**Work to do**.
Gather up every line that includes the string "page".

Dataset items:
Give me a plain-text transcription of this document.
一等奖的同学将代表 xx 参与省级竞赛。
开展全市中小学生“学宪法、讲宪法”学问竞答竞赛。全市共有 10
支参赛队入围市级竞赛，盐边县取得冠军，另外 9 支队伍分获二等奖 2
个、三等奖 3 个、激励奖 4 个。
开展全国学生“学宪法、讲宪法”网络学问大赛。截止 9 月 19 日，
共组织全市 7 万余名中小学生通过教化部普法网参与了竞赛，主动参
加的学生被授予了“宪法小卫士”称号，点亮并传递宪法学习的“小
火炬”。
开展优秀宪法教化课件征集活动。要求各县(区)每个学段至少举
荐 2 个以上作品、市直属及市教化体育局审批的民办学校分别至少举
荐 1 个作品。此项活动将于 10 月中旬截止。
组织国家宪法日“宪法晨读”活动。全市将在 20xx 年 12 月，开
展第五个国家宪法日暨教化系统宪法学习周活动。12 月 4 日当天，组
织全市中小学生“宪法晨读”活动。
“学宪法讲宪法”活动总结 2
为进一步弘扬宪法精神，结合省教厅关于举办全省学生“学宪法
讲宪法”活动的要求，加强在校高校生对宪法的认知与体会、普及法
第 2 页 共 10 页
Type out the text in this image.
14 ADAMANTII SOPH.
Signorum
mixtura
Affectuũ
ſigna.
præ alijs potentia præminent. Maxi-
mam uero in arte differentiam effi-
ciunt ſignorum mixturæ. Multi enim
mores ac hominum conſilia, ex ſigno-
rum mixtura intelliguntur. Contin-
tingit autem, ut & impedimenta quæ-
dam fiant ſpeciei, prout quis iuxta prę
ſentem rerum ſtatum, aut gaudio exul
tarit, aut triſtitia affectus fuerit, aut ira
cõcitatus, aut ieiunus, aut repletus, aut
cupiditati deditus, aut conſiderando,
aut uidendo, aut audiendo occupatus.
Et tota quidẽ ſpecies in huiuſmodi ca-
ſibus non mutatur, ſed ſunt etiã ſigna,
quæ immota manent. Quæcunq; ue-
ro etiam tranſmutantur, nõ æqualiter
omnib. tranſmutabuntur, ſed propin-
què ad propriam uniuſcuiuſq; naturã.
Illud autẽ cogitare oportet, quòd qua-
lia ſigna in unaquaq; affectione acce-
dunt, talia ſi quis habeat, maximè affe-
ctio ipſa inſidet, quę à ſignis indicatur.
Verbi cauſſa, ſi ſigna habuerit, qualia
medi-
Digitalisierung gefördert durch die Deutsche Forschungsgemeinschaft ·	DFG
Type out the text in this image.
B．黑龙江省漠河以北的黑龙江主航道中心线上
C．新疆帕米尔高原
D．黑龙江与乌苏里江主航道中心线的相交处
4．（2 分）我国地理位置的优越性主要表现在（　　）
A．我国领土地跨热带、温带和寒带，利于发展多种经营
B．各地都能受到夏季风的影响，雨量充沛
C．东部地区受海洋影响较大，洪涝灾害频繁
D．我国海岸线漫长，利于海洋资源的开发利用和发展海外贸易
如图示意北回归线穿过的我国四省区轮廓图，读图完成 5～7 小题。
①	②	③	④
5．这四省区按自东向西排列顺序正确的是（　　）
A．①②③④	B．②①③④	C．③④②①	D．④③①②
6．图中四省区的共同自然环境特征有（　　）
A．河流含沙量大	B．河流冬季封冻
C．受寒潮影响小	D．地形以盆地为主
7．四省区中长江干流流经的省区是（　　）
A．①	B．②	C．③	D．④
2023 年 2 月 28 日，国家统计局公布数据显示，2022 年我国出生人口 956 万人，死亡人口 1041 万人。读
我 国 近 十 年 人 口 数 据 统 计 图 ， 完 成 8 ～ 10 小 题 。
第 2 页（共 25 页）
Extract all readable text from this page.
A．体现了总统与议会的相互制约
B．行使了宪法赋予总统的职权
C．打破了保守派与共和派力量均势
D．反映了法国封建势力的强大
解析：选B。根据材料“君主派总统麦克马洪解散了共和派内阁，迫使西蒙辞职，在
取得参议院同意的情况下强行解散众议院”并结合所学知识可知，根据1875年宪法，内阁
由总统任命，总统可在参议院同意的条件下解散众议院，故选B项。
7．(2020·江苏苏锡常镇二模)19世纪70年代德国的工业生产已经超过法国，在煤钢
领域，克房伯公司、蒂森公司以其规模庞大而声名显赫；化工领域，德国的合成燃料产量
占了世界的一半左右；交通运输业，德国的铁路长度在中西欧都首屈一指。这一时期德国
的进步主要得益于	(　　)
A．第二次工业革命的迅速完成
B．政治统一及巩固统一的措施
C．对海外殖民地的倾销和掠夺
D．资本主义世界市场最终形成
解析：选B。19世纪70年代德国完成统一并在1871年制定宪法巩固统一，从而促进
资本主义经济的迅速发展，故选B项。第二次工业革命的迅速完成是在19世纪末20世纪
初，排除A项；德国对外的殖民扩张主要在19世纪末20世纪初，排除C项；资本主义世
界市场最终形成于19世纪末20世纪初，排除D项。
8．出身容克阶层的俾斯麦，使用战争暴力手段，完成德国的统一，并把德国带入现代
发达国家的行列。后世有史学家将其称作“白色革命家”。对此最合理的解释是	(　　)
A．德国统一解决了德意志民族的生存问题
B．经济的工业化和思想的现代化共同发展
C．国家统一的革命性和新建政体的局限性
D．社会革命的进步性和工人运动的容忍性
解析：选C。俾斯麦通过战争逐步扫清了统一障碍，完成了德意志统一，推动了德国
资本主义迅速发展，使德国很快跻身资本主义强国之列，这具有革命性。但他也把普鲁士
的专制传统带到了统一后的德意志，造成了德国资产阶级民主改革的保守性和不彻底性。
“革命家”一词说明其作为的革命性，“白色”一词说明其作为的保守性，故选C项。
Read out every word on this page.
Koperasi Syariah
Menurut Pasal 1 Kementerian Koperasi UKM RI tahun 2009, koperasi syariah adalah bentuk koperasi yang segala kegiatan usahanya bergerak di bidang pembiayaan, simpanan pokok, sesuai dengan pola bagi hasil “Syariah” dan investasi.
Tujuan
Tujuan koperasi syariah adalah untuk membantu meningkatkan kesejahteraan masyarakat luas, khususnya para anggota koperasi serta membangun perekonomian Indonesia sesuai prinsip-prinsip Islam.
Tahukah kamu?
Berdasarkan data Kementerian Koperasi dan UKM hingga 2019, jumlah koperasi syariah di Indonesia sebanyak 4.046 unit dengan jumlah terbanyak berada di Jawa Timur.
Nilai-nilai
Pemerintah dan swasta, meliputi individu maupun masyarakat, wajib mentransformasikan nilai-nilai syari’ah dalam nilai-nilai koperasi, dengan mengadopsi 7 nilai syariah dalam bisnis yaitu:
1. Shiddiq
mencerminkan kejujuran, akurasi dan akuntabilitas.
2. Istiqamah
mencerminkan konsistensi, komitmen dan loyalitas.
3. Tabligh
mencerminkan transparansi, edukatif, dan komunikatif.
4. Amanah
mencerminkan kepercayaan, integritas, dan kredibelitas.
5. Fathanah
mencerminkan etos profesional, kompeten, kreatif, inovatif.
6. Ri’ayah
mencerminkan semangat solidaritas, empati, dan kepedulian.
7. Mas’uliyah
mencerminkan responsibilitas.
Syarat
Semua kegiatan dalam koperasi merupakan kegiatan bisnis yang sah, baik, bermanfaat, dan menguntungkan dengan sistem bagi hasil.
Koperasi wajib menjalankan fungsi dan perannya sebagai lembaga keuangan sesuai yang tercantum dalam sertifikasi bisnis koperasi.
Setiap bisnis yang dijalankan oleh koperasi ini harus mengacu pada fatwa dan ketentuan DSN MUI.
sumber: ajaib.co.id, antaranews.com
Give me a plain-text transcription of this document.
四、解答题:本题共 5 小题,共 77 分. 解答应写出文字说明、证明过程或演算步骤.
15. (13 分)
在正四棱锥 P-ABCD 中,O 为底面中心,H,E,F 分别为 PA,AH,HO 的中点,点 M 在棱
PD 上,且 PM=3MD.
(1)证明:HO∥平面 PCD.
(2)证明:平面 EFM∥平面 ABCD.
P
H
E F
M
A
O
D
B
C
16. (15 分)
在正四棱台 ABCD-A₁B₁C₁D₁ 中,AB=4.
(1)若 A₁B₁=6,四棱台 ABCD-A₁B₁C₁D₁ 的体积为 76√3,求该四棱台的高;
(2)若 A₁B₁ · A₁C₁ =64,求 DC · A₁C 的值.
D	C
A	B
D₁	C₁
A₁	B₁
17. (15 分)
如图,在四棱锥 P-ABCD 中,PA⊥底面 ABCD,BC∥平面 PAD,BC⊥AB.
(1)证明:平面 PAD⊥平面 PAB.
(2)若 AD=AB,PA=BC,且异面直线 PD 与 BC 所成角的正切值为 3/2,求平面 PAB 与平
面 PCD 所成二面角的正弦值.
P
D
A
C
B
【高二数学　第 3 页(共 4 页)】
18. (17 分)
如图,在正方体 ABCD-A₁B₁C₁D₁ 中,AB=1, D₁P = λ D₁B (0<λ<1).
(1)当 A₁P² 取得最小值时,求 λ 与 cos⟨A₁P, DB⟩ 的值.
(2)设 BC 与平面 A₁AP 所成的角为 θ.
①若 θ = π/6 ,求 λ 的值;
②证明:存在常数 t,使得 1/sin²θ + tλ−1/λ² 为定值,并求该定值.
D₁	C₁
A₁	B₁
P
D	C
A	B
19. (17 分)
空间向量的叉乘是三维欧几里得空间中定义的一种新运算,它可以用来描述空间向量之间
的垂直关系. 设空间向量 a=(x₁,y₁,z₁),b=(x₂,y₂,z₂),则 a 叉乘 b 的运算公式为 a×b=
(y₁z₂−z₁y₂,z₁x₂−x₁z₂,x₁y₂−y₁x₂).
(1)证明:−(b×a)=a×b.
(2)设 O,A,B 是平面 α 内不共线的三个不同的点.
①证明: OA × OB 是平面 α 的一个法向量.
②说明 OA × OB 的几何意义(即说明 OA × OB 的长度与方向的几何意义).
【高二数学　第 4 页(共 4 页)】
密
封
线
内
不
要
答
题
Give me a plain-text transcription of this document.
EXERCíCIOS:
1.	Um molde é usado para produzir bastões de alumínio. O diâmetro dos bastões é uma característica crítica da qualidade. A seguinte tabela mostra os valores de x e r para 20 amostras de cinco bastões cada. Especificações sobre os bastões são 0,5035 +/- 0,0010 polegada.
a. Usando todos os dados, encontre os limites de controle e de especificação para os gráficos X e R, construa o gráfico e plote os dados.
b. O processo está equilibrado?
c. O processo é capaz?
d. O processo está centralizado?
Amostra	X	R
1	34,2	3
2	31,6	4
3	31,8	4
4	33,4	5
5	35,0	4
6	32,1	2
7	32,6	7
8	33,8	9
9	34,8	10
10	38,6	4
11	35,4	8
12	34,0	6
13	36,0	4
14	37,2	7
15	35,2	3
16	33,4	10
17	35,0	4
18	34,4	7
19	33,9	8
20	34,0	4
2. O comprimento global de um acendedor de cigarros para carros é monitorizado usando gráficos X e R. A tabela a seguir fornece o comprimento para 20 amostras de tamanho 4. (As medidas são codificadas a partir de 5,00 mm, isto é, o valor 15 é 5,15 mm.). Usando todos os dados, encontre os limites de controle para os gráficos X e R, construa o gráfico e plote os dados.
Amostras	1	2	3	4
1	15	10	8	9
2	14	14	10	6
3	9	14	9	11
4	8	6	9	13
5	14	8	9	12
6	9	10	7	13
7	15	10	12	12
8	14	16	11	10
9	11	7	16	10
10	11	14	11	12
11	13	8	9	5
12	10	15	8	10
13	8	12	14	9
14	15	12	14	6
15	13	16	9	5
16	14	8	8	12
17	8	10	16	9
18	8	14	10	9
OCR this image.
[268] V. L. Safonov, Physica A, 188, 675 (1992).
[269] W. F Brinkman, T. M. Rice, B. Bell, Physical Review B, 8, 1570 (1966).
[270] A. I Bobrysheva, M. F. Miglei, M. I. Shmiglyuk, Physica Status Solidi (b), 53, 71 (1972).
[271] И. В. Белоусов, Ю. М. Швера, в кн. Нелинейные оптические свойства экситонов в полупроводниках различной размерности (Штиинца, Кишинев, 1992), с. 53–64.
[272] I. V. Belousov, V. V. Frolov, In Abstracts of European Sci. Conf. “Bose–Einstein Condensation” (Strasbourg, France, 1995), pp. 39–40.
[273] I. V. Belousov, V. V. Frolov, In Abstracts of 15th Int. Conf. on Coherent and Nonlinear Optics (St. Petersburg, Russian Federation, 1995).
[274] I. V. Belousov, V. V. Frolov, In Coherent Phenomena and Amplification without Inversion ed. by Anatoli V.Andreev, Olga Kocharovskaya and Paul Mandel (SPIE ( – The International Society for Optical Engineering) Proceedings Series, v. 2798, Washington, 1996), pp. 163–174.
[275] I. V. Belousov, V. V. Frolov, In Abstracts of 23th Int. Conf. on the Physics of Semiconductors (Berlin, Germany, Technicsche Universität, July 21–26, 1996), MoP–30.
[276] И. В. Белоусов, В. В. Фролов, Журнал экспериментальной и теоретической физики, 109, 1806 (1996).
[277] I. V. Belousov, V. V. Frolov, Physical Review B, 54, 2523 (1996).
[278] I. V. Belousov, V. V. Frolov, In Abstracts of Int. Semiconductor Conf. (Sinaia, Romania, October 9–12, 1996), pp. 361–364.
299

**Exercise solution**.
Extract all readable text from this page.
Read out every word on this page.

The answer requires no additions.